● Task to carry out
In the material below, identify each line bearing the word "dans". Reproduce those lines.

(Stored data entries)
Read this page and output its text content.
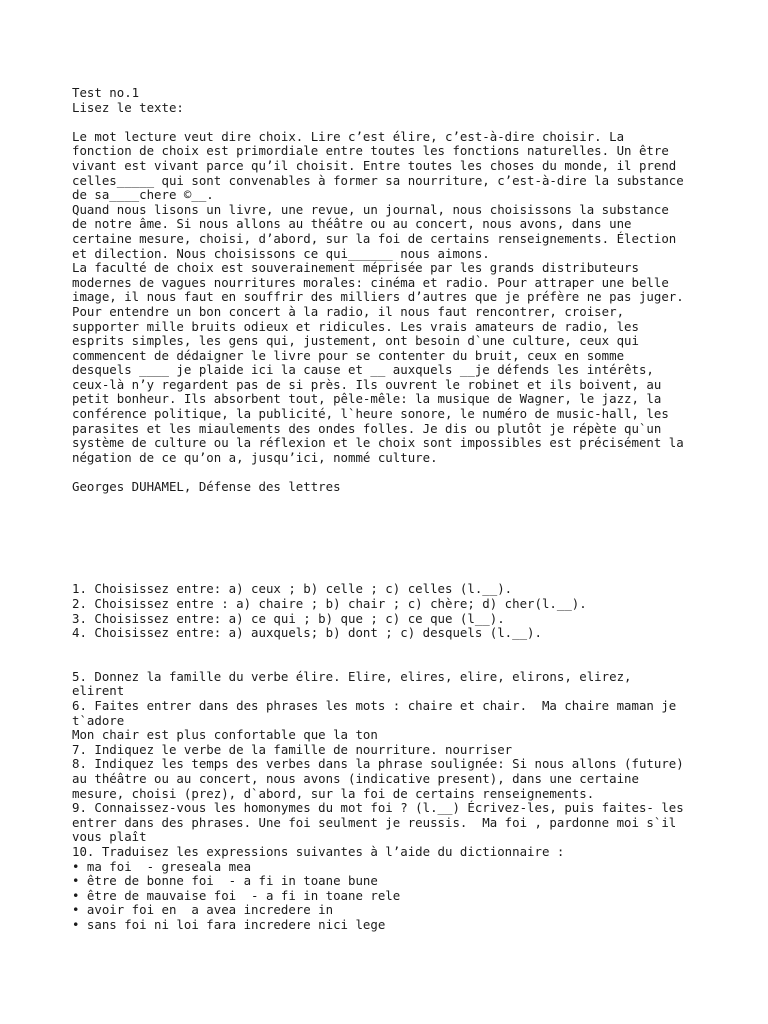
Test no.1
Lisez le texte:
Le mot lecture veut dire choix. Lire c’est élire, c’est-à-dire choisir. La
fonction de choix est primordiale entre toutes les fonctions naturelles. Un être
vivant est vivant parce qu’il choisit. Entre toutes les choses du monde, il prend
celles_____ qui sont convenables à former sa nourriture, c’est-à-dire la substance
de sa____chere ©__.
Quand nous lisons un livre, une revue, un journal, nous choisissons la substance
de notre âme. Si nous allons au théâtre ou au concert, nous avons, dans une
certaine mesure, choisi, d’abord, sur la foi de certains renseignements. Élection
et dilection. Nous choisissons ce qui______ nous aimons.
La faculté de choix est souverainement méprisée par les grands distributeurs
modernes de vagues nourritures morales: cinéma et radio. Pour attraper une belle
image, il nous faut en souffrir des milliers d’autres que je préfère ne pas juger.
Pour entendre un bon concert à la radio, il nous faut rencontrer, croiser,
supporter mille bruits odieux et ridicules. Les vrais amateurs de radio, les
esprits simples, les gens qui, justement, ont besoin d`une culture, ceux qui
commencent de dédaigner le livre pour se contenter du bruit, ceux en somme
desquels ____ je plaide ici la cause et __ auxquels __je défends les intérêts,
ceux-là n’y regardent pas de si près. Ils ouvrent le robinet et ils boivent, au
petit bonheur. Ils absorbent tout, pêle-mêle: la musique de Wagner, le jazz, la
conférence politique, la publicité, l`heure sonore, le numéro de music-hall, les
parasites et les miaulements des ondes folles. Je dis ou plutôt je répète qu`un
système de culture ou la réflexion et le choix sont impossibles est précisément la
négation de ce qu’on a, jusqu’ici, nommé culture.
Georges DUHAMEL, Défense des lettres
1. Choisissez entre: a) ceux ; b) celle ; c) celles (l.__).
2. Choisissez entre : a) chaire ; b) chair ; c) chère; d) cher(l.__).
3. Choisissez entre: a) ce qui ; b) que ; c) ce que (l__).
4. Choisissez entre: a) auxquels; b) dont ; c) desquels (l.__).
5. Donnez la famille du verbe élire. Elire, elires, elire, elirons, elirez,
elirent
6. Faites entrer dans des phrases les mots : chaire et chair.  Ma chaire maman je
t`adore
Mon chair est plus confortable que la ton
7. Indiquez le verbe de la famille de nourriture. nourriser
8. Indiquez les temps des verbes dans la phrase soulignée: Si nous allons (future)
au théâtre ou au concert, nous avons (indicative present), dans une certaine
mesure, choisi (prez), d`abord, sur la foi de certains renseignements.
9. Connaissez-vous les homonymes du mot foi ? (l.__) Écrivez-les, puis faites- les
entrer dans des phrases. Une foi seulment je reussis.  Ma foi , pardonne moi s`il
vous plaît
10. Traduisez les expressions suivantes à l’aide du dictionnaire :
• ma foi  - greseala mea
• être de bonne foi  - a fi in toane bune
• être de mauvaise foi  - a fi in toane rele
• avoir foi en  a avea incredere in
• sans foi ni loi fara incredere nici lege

==

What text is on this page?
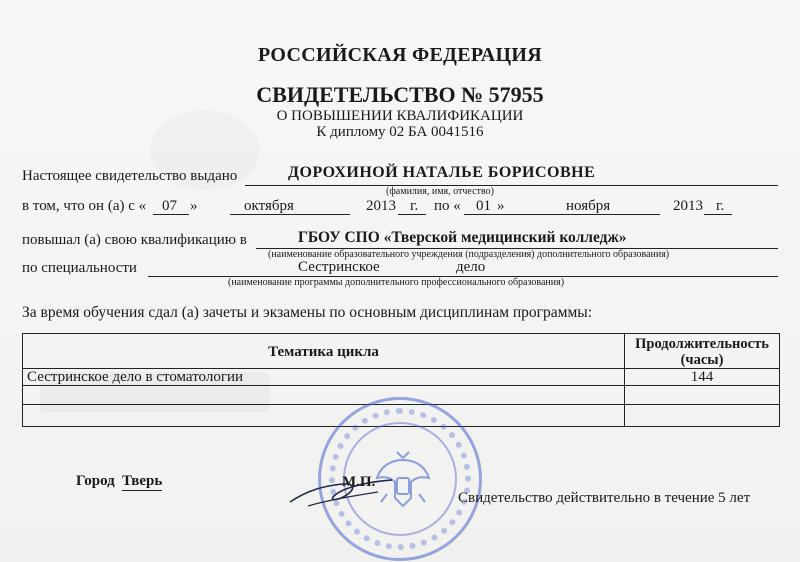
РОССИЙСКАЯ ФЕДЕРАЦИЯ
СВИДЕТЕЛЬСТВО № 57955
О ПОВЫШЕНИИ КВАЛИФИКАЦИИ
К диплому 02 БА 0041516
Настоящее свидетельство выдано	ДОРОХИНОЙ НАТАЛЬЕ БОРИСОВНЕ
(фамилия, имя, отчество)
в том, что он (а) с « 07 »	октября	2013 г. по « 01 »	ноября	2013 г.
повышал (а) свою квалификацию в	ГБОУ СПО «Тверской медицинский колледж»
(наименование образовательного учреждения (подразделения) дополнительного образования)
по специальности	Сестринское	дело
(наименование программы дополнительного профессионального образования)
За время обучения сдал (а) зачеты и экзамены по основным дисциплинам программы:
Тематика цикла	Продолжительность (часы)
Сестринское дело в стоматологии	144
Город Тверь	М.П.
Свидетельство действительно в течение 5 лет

---

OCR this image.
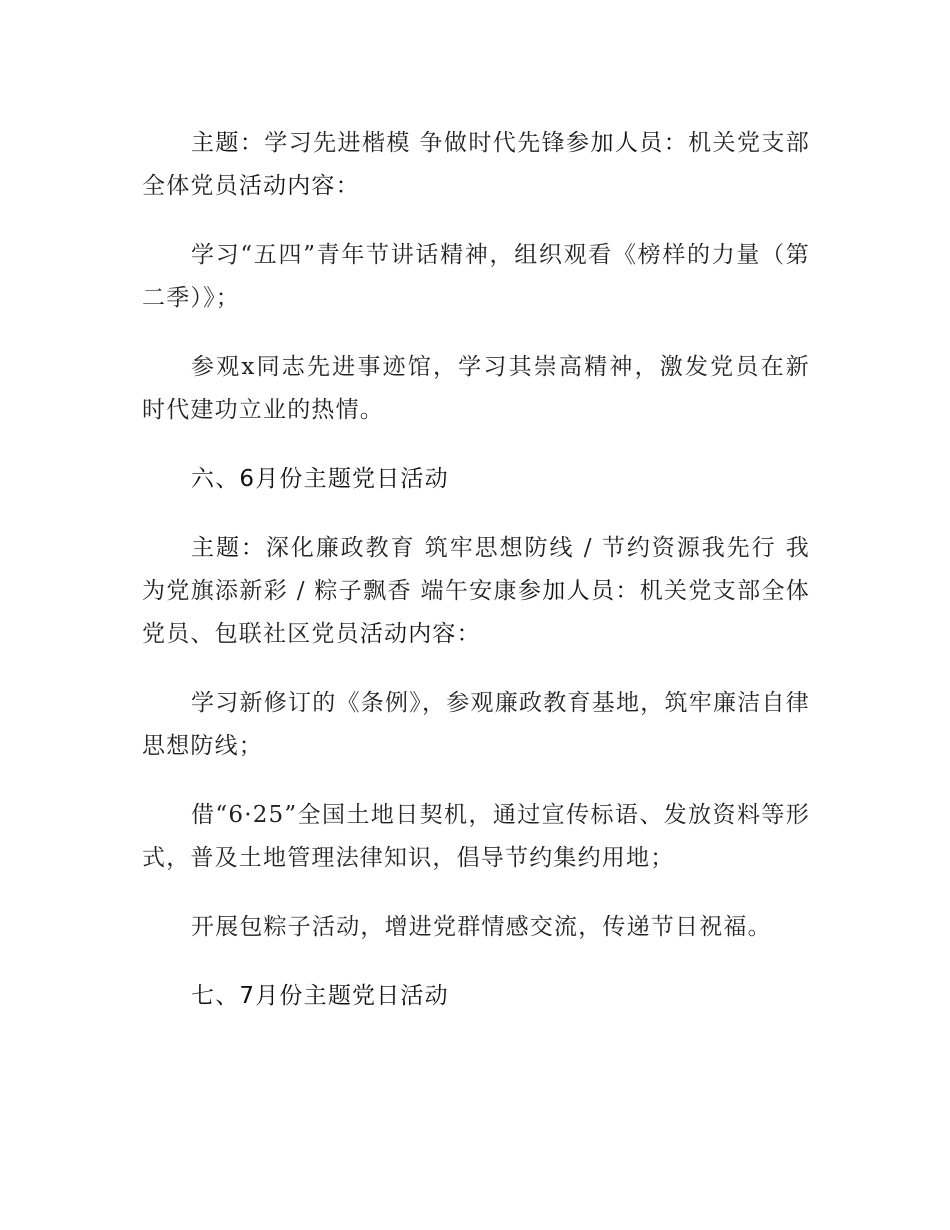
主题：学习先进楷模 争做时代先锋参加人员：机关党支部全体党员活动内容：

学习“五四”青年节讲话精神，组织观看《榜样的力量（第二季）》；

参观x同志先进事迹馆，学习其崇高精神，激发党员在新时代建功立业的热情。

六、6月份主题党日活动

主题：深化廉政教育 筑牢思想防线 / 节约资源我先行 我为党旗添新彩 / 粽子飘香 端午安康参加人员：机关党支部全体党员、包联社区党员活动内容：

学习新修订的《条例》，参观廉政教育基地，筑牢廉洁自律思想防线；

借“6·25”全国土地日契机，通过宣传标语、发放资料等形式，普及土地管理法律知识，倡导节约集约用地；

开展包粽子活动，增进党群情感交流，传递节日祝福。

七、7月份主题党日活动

● Result
de notre âme. Si nous allons au théâtre ou au concert, nous avons, dans une
6. Faites entrer dans des phrases les mots : chaire et chair.  Ma chaire maman je
8. Indiquez les temps des verbes dans la phrase soulignée: Si nous allons (future)
au théâtre ou au concert, nous avons (indicative present), dans une certaine
entrer dans des phrases. Une foi seulment je reussis.  Ma foi , pardonne moi s`il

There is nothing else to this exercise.